#### Recorded information

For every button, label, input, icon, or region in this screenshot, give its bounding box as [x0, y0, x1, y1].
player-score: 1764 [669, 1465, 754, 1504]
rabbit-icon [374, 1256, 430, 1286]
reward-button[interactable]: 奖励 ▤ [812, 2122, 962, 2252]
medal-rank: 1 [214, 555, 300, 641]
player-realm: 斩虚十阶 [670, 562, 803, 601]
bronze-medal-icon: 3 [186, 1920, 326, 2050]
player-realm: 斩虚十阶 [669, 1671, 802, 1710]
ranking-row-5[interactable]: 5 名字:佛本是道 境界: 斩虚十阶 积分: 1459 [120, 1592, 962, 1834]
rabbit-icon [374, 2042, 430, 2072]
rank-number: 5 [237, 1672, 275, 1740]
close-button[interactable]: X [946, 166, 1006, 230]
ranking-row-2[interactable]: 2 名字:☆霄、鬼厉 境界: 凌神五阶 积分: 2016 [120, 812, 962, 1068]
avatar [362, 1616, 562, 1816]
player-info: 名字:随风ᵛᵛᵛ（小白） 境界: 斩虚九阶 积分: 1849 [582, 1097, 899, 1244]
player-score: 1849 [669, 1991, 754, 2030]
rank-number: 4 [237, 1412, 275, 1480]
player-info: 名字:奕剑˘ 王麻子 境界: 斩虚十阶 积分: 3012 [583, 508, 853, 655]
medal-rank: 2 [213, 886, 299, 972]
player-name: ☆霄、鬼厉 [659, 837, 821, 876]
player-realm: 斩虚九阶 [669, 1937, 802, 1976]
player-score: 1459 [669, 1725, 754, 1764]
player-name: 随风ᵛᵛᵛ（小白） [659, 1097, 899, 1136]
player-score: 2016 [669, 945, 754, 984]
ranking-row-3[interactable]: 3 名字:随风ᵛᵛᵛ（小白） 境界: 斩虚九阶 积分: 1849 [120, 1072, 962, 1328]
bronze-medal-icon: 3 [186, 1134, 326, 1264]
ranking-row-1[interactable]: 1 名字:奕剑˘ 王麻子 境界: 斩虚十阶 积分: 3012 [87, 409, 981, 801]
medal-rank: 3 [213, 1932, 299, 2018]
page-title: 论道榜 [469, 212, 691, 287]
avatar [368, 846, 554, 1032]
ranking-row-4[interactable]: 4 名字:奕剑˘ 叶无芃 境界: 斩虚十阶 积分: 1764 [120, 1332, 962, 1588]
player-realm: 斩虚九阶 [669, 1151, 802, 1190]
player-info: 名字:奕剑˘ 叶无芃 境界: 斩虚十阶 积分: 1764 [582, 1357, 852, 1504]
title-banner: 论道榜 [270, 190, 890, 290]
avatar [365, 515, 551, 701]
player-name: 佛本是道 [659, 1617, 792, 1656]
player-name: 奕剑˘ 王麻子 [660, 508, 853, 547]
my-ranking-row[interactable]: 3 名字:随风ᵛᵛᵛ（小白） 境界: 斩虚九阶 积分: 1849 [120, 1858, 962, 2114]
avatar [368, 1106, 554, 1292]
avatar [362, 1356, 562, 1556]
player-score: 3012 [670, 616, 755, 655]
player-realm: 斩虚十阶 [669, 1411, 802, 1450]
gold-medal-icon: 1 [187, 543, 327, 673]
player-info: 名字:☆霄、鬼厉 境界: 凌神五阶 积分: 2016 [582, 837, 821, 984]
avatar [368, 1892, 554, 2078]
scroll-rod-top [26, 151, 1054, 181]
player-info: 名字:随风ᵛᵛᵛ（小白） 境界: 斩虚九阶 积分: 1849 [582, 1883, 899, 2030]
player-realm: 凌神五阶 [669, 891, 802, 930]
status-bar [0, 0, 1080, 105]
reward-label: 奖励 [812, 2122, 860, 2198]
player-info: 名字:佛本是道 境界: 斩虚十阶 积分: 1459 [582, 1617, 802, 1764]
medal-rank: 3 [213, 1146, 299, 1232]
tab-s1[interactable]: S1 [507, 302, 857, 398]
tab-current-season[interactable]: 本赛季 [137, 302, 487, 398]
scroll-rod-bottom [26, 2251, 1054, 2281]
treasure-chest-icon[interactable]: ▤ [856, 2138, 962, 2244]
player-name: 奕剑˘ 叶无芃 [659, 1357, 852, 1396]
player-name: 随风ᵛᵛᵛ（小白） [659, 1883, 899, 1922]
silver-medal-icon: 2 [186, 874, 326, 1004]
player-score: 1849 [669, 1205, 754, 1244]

########

__Objective__
Retype every line of the records above without changing anything.

__Output of the exercise__
For every button, label, input, icon, or region in this screenshot, give its bounding box as [x0, y0, x1, y1].
player-score: 1764 [669, 1465, 754, 1504]
rabbit-icon [374, 1256, 430, 1286]
reward-button[interactable]: 奖励 ▤ [812, 2122, 962, 2252]
medal-rank: 1 [214, 555, 300, 641]
player-realm: 斩虚十阶 [670, 562, 803, 601]
bronze-medal-icon: 3 [186, 1920, 326, 2050]
player-realm: 斩虚十阶 [669, 1671, 802, 1710]
ranking-row-5[interactable]: 5 名字:佛本是道 境界: 斩虚十阶 积分: 1459 [120, 1592, 962, 1834]
rabbit-icon [374, 2042, 430, 2072]
rank-number: 5 [237, 1672, 275, 1740]
close-button[interactable]: X [946, 166, 1006, 230]
ranking-row-2[interactable]: 2 名字:☆霄、鬼厉 境界: 凌神五阶 积分: 2016 [120, 812, 962, 1068]
avatar [362, 1616, 562, 1816]
player-info: 名字:随风ᵛᵛᵛ（小白） 境界: 斩虚九阶 积分: 1849 [582, 1097, 899, 1244]
player-score: 1849 [669, 1991, 754, 2030]
rank-number: 4 [237, 1412, 275, 1480]
player-info: 名字:奕剑˘ 王麻子 境界: 斩虚十阶 积分: 3012 [583, 508, 853, 655]
medal-rank: 2 [213, 886, 299, 972]
player-name: ☆霄、鬼厉 [659, 837, 821, 876]
player-realm: 斩虚九阶 [669, 1937, 802, 1976]
player-score: 1459 [669, 1725, 754, 1764]
player-name: 随风ᵛᵛᵛ（小白） [659, 1097, 899, 1136]
player-score: 2016 [669, 945, 754, 984]
ranking-row-3[interactable]: 3 名字:随风ᵛᵛᵛ（小白） 境界: 斩虚九阶 积分: 1849 [120, 1072, 962, 1328]
bronze-medal-icon: 3 [186, 1134, 326, 1264]
ranking-row-1[interactable]: 1 名字:奕剑˘ 王麻子 境界: 斩虚十阶 积分: 3012 [87, 409, 981, 801]
medal-rank: 3 [213, 1932, 299, 2018]
page-title: 论道榜 [469, 212, 691, 287]
avatar [368, 846, 554, 1032]
ranking-row-4[interactable]: 4 名字:奕剑˘ 叶无芃 境界: 斩虚十阶 积分: 1764 [120, 1332, 962, 1588]
player-realm: 斩虚九阶 [669, 1151, 802, 1190]
player-info: 名字:奕剑˘ 叶无芃 境界: 斩虚十阶 积分: 1764 [582, 1357, 852, 1504]
title-banner: 论道榜 [270, 190, 890, 290]
avatar [365, 515, 551, 701]
player-name: 佛本是道 [659, 1617, 792, 1656]
player-name: 奕剑˘ 王麻子 [660, 508, 853, 547]
my-ranking-row[interactable]: 3 名字:随风ᵛᵛᵛ（小白） 境界: 斩虚九阶 积分: 1849 [120, 1858, 962, 2114]
avatar [368, 1106, 554, 1292]
avatar [362, 1356, 562, 1556]
player-score: 3012 [670, 616, 755, 655]
player-realm: 斩虚十阶 [669, 1411, 802, 1450]
gold-medal-icon: 1 [187, 543, 327, 673]
player-info: 名字:☆霄、鬼厉 境界: 凌神五阶 积分: 2016 [582, 837, 821, 984]
avatar [368, 1892, 554, 2078]
scroll-rod-top [26, 151, 1054, 181]
player-info: 名字:随风ᵛᵛᵛ（小白） 境界: 斩虚九阶 积分: 1849 [582, 1883, 899, 2030]
player-realm: 凌神五阶 [669, 891, 802, 930]
status-bar [0, 0, 1080, 105]
reward-label: 奖励 [812, 2122, 860, 2198]
player-info: 名字:佛本是道 境界: 斩虚十阶 积分: 1459 [582, 1617, 802, 1764]
medal-rank: 3 [213, 1146, 299, 1232]
tab-s1[interactable]: S1 [507, 302, 857, 398]
tab-current-season[interactable]: 本赛季 [137, 302, 487, 398]
scroll-rod-bottom [26, 2251, 1054, 2281]
treasure-chest-icon[interactable]: ▤ [856, 2138, 962, 2244]
player-name: 奕剑˘ 叶无芃 [659, 1357, 852, 1396]
player-name: 随风ᵛᵛᵛ（小白） [659, 1883, 899, 1922]
silver-medal-icon: 2 [186, 874, 326, 1004]
player-score: 1849 [669, 1205, 754, 1244]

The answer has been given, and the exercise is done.